== REQUIRED WORK ==
Give every line below again, exactly.

== RAW RECORDS ==
####
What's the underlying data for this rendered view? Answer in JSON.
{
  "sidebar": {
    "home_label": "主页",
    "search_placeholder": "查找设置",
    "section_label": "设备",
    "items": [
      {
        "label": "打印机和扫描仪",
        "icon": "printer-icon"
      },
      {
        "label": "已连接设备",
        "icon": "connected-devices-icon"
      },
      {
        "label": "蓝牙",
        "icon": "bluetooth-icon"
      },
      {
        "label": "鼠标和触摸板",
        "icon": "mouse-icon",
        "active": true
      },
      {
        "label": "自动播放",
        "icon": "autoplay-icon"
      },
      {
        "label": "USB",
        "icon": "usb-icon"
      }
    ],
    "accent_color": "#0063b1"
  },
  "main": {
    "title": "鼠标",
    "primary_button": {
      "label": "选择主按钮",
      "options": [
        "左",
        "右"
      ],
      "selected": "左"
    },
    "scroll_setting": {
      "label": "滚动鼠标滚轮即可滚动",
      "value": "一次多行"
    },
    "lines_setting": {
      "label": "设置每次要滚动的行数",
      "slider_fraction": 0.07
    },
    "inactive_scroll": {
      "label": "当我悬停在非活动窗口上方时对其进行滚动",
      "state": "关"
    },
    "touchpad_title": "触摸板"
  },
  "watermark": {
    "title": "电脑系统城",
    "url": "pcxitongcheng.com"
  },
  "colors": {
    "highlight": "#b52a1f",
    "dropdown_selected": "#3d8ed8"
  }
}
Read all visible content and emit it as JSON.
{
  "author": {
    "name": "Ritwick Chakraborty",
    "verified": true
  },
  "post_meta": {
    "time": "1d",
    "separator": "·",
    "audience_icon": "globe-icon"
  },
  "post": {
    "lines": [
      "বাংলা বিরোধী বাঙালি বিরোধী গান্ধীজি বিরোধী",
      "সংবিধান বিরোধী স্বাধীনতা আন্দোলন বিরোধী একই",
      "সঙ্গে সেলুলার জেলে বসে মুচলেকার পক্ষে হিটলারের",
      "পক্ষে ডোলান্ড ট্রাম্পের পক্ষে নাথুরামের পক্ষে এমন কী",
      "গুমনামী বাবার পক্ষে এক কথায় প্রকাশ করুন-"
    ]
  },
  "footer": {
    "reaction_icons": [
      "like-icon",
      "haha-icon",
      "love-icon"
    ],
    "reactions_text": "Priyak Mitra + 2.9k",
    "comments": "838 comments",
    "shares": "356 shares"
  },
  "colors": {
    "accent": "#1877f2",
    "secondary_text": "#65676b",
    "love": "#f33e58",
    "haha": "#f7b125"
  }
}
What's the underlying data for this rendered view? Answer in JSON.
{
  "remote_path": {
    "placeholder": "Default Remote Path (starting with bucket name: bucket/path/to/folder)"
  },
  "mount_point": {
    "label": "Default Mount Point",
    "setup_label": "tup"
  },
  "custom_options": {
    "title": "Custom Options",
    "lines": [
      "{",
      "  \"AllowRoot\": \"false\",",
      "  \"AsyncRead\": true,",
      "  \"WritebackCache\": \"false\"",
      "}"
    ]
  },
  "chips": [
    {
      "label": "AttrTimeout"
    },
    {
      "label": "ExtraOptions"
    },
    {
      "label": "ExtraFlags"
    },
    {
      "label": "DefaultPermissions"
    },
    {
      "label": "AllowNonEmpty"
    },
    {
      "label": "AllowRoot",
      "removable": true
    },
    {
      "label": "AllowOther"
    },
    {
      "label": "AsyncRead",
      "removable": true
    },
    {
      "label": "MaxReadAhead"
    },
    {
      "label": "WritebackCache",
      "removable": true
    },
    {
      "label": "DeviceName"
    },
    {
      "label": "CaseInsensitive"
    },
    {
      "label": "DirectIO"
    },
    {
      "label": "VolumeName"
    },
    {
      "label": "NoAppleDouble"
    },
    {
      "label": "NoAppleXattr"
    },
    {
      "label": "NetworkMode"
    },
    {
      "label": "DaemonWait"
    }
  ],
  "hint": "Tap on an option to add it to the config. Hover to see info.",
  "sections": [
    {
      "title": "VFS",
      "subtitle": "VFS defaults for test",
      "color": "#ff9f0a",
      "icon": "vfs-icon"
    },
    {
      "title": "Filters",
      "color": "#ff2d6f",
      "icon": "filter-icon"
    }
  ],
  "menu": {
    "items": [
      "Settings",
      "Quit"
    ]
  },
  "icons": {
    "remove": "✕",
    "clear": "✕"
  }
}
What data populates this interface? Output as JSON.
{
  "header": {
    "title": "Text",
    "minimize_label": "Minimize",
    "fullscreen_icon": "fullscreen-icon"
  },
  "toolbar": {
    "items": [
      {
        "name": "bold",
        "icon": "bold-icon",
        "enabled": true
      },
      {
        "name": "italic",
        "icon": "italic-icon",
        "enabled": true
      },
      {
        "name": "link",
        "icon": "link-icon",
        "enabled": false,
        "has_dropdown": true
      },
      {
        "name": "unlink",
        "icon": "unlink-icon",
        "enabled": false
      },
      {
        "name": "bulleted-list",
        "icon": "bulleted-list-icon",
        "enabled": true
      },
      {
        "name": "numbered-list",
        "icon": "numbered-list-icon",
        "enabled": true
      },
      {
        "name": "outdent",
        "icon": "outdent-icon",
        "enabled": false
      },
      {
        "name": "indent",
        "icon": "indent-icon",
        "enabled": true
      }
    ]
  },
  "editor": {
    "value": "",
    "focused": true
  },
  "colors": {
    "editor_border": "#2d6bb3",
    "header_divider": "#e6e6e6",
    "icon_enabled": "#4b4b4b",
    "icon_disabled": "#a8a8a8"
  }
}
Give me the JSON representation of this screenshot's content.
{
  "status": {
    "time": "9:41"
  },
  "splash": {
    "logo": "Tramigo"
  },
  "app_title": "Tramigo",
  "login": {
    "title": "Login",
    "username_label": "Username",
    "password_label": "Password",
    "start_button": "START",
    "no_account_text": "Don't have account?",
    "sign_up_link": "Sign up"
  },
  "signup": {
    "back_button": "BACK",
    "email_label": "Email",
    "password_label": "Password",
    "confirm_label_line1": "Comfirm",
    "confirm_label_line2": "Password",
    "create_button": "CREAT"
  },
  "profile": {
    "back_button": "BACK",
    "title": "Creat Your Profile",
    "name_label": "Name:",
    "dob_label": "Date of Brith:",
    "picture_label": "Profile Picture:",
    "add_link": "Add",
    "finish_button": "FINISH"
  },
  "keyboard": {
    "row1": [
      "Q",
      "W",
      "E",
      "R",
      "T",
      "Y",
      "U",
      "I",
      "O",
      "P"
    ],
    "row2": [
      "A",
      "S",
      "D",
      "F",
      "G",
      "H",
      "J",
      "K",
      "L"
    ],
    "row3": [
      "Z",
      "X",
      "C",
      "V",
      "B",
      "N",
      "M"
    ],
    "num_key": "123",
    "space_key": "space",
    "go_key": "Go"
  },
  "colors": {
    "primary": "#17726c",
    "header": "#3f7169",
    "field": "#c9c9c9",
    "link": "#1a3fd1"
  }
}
####
== COMPLETE ANSWER ==
What's the underlying data for this rendered view? Answer in JSON.
{
  "sidebar": {
    "home_label": "主页",
    "search_placeholder": "查找设置",
    "section_label": "设备",
    "items": [
      {
        "label": "打印机和扫描仪",
        "icon": "printer-icon"
      },
      {
        "label": "已连接设备",
        "icon": "connected-devices-icon"
      },
      {
        "label": "蓝牙",
        "icon": "bluetooth-icon"
      },
      {
        "label": "鼠标和触摸板",
        "icon": "mouse-icon",
        "active": true
      },
      {
        "label": "自动播放",
        "icon": "autoplay-icon"
      },
      {
        "label": "USB",
        "icon": "usb-icon"
      }
    ],
    "accent_color": "#0063b1"
  },
  "main": {
    "title": "鼠标",
    "primary_button": {
      "label": "选择主按钮",
      "options": [
        "左",
        "右"
      ],
      "selected": "左"
    },
    "scroll_setting": {
      "label": "滚动鼠标滚轮即可滚动",
      "value": "一次多行"
    },
    "lines_setting": {
      "label": "设置每次要滚动的行数",
      "slider_fraction": 0.07
    },
    "inactive_scroll": {
      "label": "当我悬停在非活动窗口上方时对其进行滚动",
      "state": "关"
    },
    "touchpad_title": "触摸板"
  },
  "watermark": {
    "title": "电脑系统城",
    "url": "pcxitongcheng.com"
  },
  "colors": {
    "highlight": "#b52a1f",
    "dropdown_selected": "#3d8ed8"
  }
}
Read all visible content and emit it as JSON.
{
  "author": {
    "name": "Ritwick Chakraborty",
    "verified": true
  },
  "post_meta": {
    "time": "1d",
    "separator": "·",
    "audience_icon": "globe-icon"
  },
  "post": {
    "lines": [
      "বাংলা বিরোধী বাঙালি বিরোধী গান্ধীজি বিরোধী",
      "সংবিধান বিরোধী স্বাধীনতা আন্দোলন বিরোধী একই",
      "সঙ্গে সেলুলার জেলে বসে মুচলেকার পক্ষে হিটলারের",
      "পক্ষে ডোলান্ড ট্রাম্পের পক্ষে নাথুরামের পক্ষে এমন কী",
      "গুমনামী বাবার পক্ষে এক কথায় প্রকাশ করুন-"
    ]
  },
  "footer": {
    "reaction_icons": [
      "like-icon",
      "haha-icon",
      "love-icon"
    ],
    "reactions_text": "Priyak Mitra + 2.9k",
    "comments": "838 comments",
    "shares": "356 shares"
  },
  "colors": {
    "accent": "#1877f2",
    "secondary_text": "#65676b",
    "love": "#f33e58",
    "haha": "#f7b125"
  }
}
What's the underlying data for this rendered view? Answer in JSON.
{
  "remote_path": {
    "placeholder": "Default Remote Path (starting with bucket name: bucket/path/to/folder)"
  },
  "mount_point": {
    "label": "Default Mount Point",
    "setup_label": "tup"
  },
  "custom_options": {
    "title": "Custom Options",
    "lines": [
      "{",
      "  \"AllowRoot\": \"false\",",
      "  \"AsyncRead\": true,",
      "  \"WritebackCache\": \"false\"",
      "}"
    ]
  },
  "chips": [
    {
      "label": "AttrTimeout"
    },
    {
      "label": "ExtraOptions"
    },
    {
      "label": "ExtraFlags"
    },
    {
      "label": "DefaultPermissions"
    },
    {
      "label": "AllowNonEmpty"
    },
    {
      "label": "AllowRoot",
      "removable": true
    },
    {
      "label": "AllowOther"
    },
    {
      "label": "AsyncRead",
      "removable": true
    },
    {
      "label": "MaxReadAhead"
    },
    {
      "label": "WritebackCache",
      "removable": true
    },
    {
      "label": "DeviceName"
    },
    {
      "label": "CaseInsensitive"
    },
    {
      "label": "DirectIO"
    },
    {
      "label": "VolumeName"
    },
    {
      "label": "NoAppleDouble"
    },
    {
      "label": "NoAppleXattr"
    },
    {
      "label": "NetworkMode"
    },
    {
      "label": "DaemonWait"
    }
  ],
  "hint": "Tap on an option to add it to the config. Hover to see info.",
  "sections": [
    {
      "title": "VFS",
      "subtitle": "VFS defaults for test",
      "color": "#ff9f0a",
      "icon": "vfs-icon"
    },
    {
      "title": "Filters",
      "color": "#ff2d6f",
      "icon": "filter-icon"
    }
  ],
  "menu": {
    "items": [
      "Settings",
      "Quit"
    ]
  },
  "icons": {
    "remove": "✕",
    "clear": "✕"
  }
}
What data populates this interface? Output as JSON.
{
  "header": {
    "title": "Text",
    "minimize_label": "Minimize",
    "fullscreen_icon": "fullscreen-icon"
  },
  "toolbar": {
    "items": [
      {
        "name": "bold",
        "icon": "bold-icon",
        "enabled": true
      },
      {
        "name": "italic",
        "icon": "italic-icon",
        "enabled": true
      },
      {
        "name": "link",
        "icon": "link-icon",
        "enabled": false,
        "has_dropdown": true
      },
      {
        "name": "unlink",
        "icon": "unlink-icon",
        "enabled": false
      },
      {
        "name": "bulleted-list",
        "icon": "bulleted-list-icon",
        "enabled": true
      },
      {
        "name": "numbered-list",
        "icon": "numbered-list-icon",
        "enabled": true
      },
      {
        "name": "outdent",
        "icon": "outdent-icon",
        "enabled": false
      },
      {
        "name": "indent",
        "icon": "indent-icon",
        "enabled": true
      }
    ]
  },
  "editor": {
    "value": "",
    "focused": true
  },
  "colors": {
    "editor_border": "#2d6bb3",
    "header_divider": "#e6e6e6",
    "icon_enabled": "#4b4b4b",
    "icon_disabled": "#a8a8a8"
  }
}
Give me the JSON representation of this screenshot's content.
{
  "status": {
    "time": "9:41"
  },
  "splash": {
    "logo": "Tramigo"
  },
  "app_title": "Tramigo",
  "login": {
    "title": "Login",
    "username_label": "Username",
    "password_label": "Password",
    "start_button": "START",
    "no_account_text": "Don't have account?",
    "sign_up_link": "Sign up"
  },
  "signup": {
    "back_button": "BACK",
    "email_label": "Email",
    "password_label": "Password",
    "confirm_label_line1": "Comfirm",
    "confirm_label_line2": "Password",
    "create_button": "CREAT"
  },
  "profile": {
    "back_button": "BACK",
    "title": "Creat Your Profile",
    "name_label": "Name:",
    "dob_label": "Date of Brith:",
    "picture_label": "Profile Picture:",
    "add_link": "Add",
    "finish_button": "FINISH"
  },
  "keyboard": {
    "row1": [
      "Q",
      "W",
      "E",
      "R",
      "T",
      "Y",
      "U",
      "I",
      "O",
      "P"
    ],
    "row2": [
      "A",
      "S",
      "D",
      "F",
      "G",
      "H",
      "J",
      "K",
      "L"
    ],
    "row3": [
      "Z",
      "X",
      "C",
      "V",
      "B",
      "N",
      "M"
    ],
    "num_key": "123",
    "space_key": "space",
    "go_key": "Go"
  },
  "colors": {
    "primary": "#17726c",
    "header": "#3f7169",
    "field": "#c9c9c9",
    "link": "#1a3fd1"
  }
}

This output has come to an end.